[Written problem] Transcribe without alteration the rows from the line containing "concert-background-image bbox=[0, 73, 2531, 1456]" through the end of the rows.

[Data section]
● ● ● ● ● ● ●

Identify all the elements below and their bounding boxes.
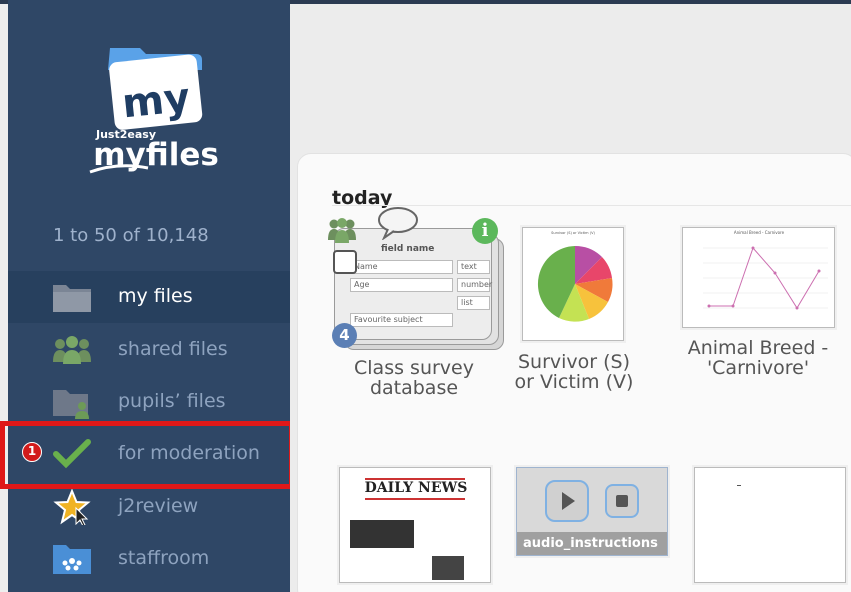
sidebar-item-my-files[interactable]: my files (8, 271, 290, 323)
photo (432, 556, 464, 580)
sidebar-item-label: my files (118, 285, 193, 307)
star-cursor-icon (53, 489, 91, 525)
file-caption: Class survey database (354, 357, 474, 399)
shared-people-icon (328, 218, 356, 243)
newspaper-thumbnail: DAILY NEWS (339, 467, 491, 583)
stop-button[interactable] (605, 484, 639, 518)
newspaper-title: DAILY NEWS (364, 480, 468, 496)
svg-text:Animal Breed - Carnivore: Animal Breed - Carnivore (734, 230, 785, 235)
db-field-name: Name (350, 260, 453, 274)
sidebar-item-staffroom[interactable]: staffroom (8, 533, 290, 585)
db-type: text (457, 260, 490, 274)
count-badge: 4 (332, 323, 357, 348)
step-badge: 1 (22, 442, 42, 462)
file-caption: audio_instructions (517, 532, 667, 555)
play-button[interactable] (545, 480, 589, 522)
myfiles-logo[interactable]: my Just2easy myfiles (8, 40, 290, 180)
select-checkbox[interactable] (333, 250, 357, 274)
audio-thumbnail: audio_instructions (516, 467, 668, 556)
pupil-folder-icon (53, 390, 89, 419)
db-field-age: Age (350, 278, 453, 292)
file-caption: Survivor (S) or Victim (V) (514, 351, 634, 393)
stop-icon (616, 495, 628, 507)
db-header: field name (381, 244, 435, 254)
info-icon[interactable]: i (472, 218, 498, 244)
file-count: 1 to 50 of 10,148 (53, 225, 209, 246)
line-thumbnail: Animal Breed - Carnivore (682, 227, 835, 328)
sidebar-item-label: j2review (118, 495, 199, 517)
blank-thumbnail (694, 467, 846, 583)
highlight-box (0, 421, 294, 489)
sidebar-item-shared-files[interactable]: shared files (8, 324, 290, 376)
people-icon (53, 336, 91, 364)
folder-icon (53, 285, 91, 312)
svg-text:Survivor (S) or Victim (V): Survivor (S) or Victim (V) (551, 231, 595, 235)
photo (350, 520, 414, 548)
db-field-fav: Favourite subject (350, 313, 453, 327)
sidebar: my Just2easy myfiles 1 to 50 of 10,148 m… (8, 0, 290, 592)
pie-thumbnail: Survivor (S) or Victim (V) (522, 227, 624, 341)
comment-icon[interactable] (376, 206, 420, 240)
db-type: number (457, 278, 492, 292)
file-caption: Animal Breed - 'Carnivore' (687, 337, 829, 379)
sidebar-item-label: shared files (118, 338, 228, 360)
sidebar-item-label: staffroom (118, 547, 210, 569)
play-icon (562, 492, 575, 510)
db-type: list (457, 296, 490, 310)
sidebar-item-label: pupils’ files (118, 390, 226, 412)
svg-text:my: my (120, 75, 192, 128)
staffroom-folder-icon (53, 545, 91, 574)
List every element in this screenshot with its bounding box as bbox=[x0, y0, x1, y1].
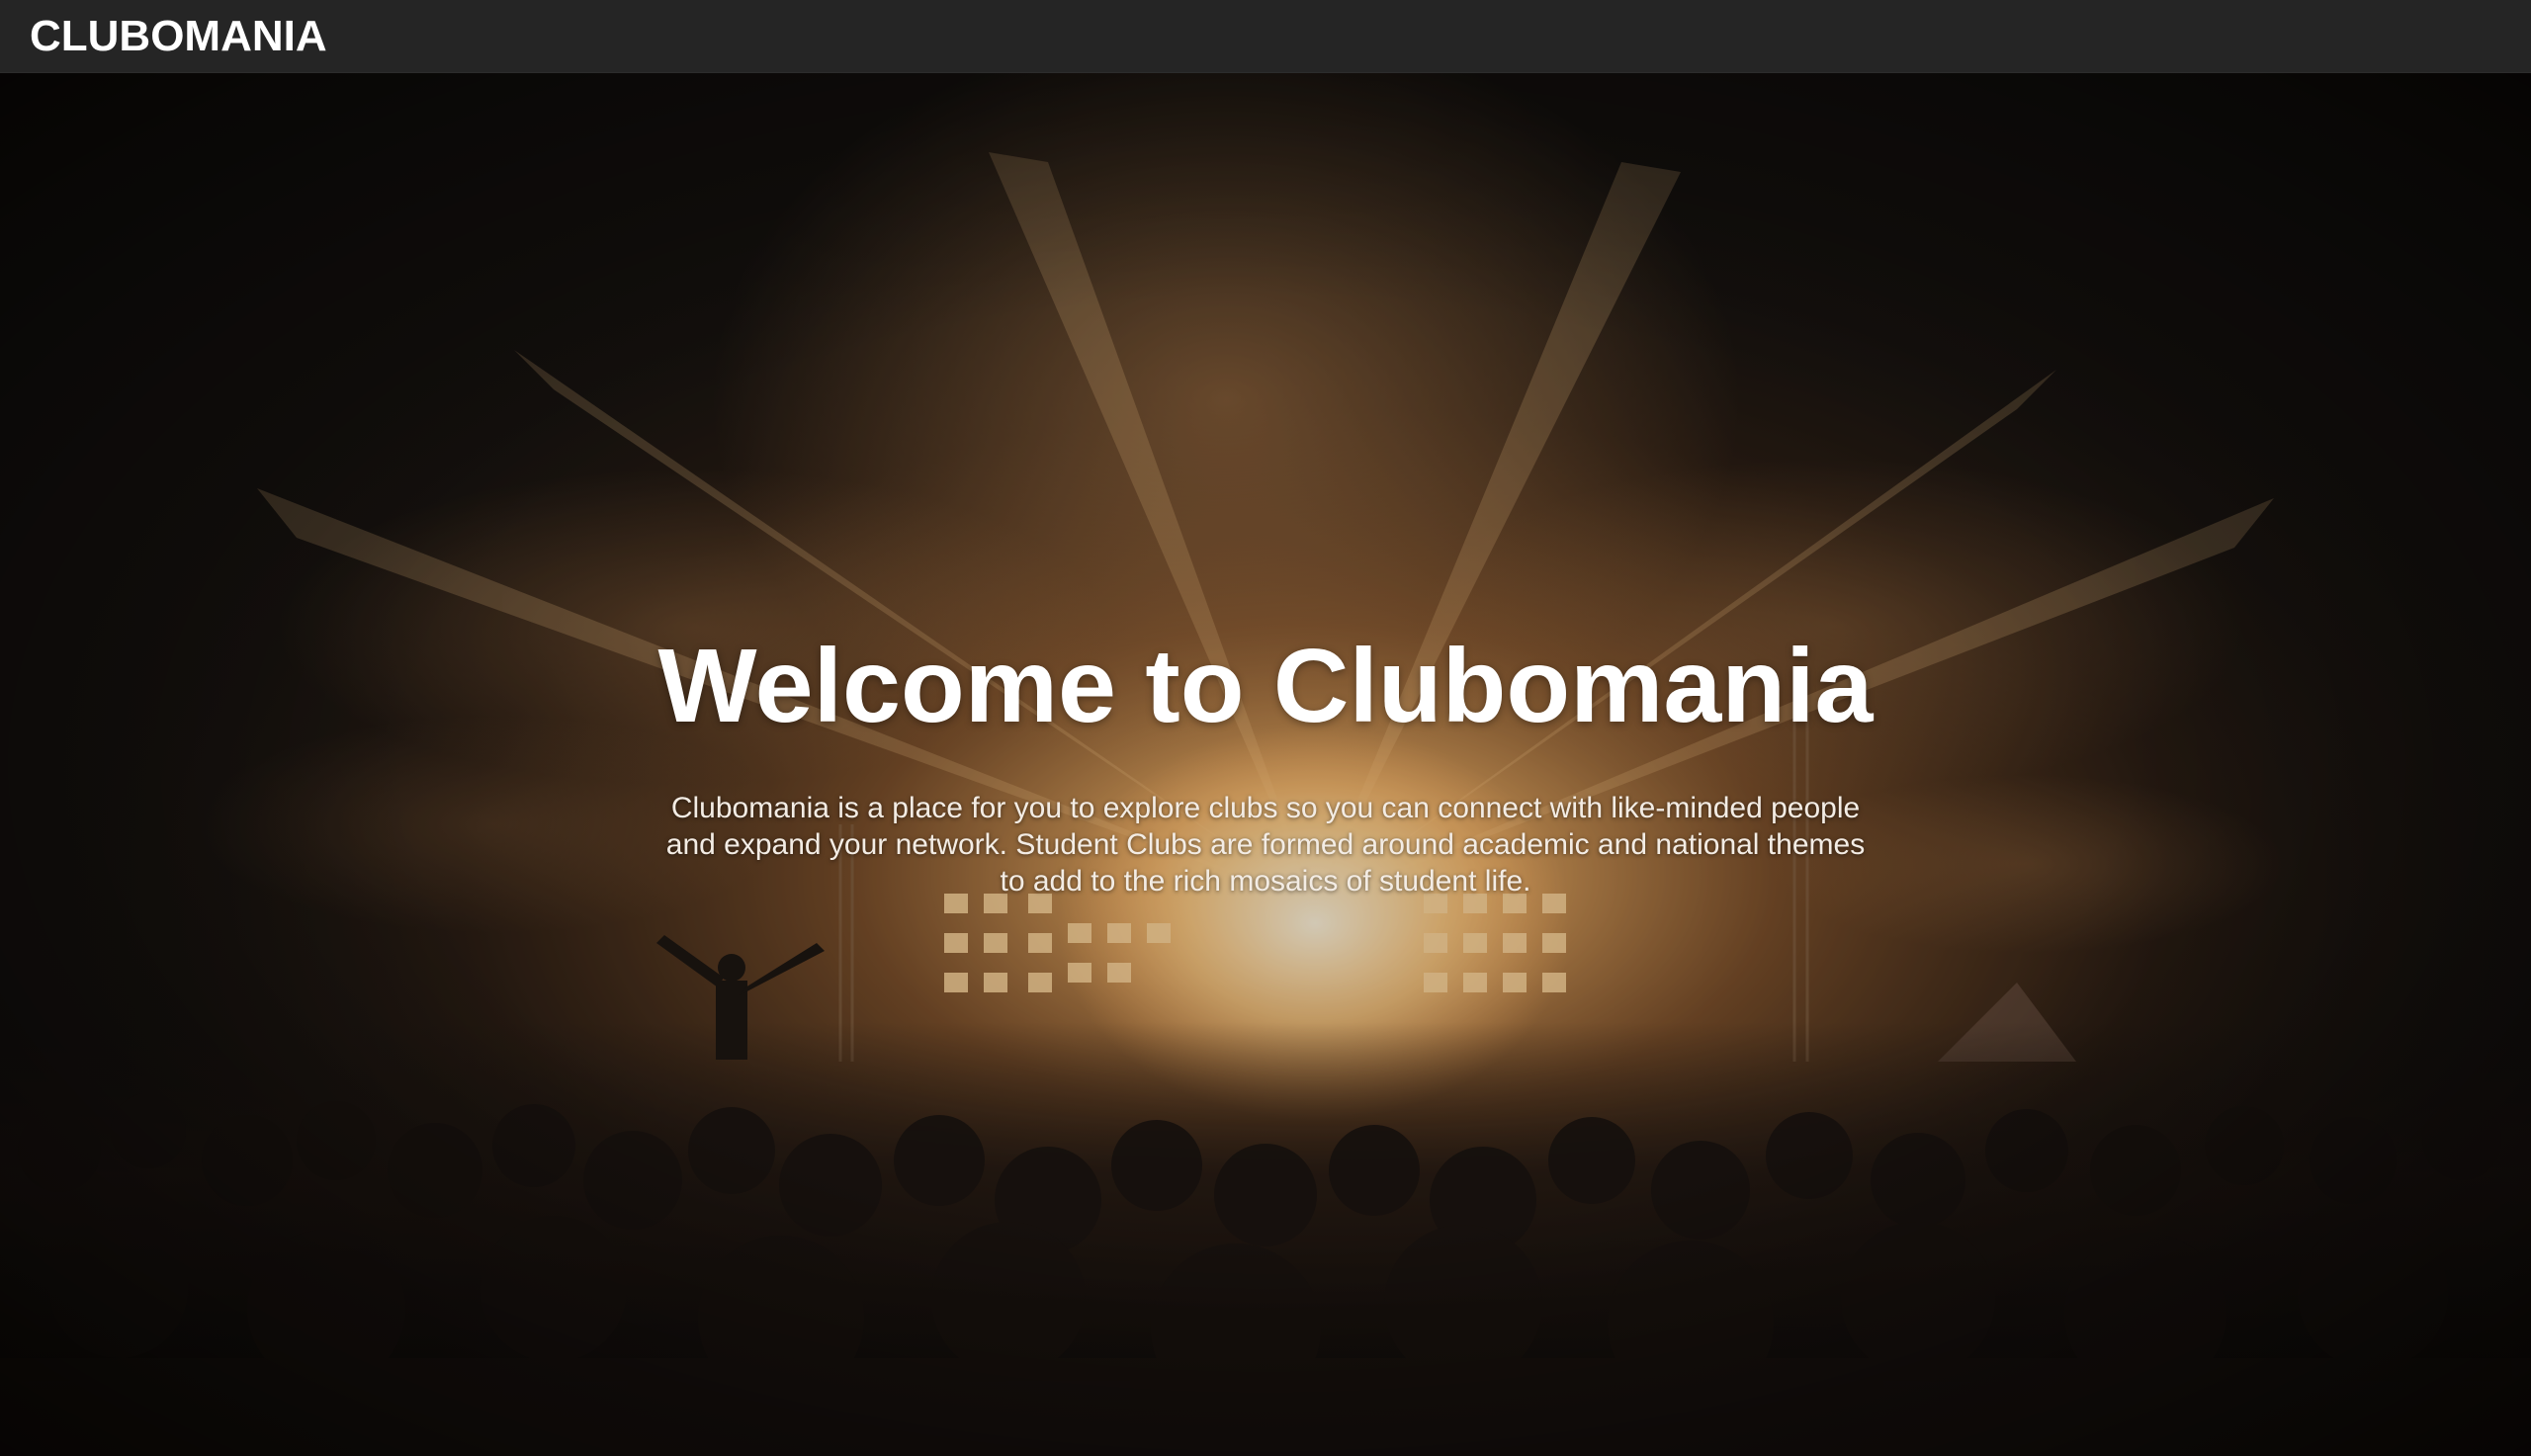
concert-background-image bbox=[0, 73, 2531, 1456]
hero-description: Clubomania is a place for you to explore… bbox=[665, 792, 1866, 898]
hero-title: Welcome to Clubomania bbox=[657, 628, 1874, 744]
brand-logo-text[interactable]: CLUBOMANIA bbox=[30, 12, 327, 61]
top-navbar: CLUBOMANIA bbox=[0, 0, 2531, 73]
hero-section: Welcome to Clubomania Clubomania is a pl… bbox=[0, 73, 2531, 1456]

● ● ● ● ● ● ●

[Full output]
concert-background-image bbox=[0, 73, 2531, 1456]
hero-description: Clubomania is a place for you to explore… bbox=[665, 792, 1866, 898]
hero-title: Welcome to Clubomania bbox=[657, 628, 1874, 744]
brand-logo-text[interactable]: CLUBOMANIA bbox=[30, 12, 327, 61]
top-navbar: CLUBOMANIA bbox=[0, 0, 2531, 73]
hero-section: Welcome to Clubomania Clubomania is a pl… bbox=[0, 73, 2531, 1456]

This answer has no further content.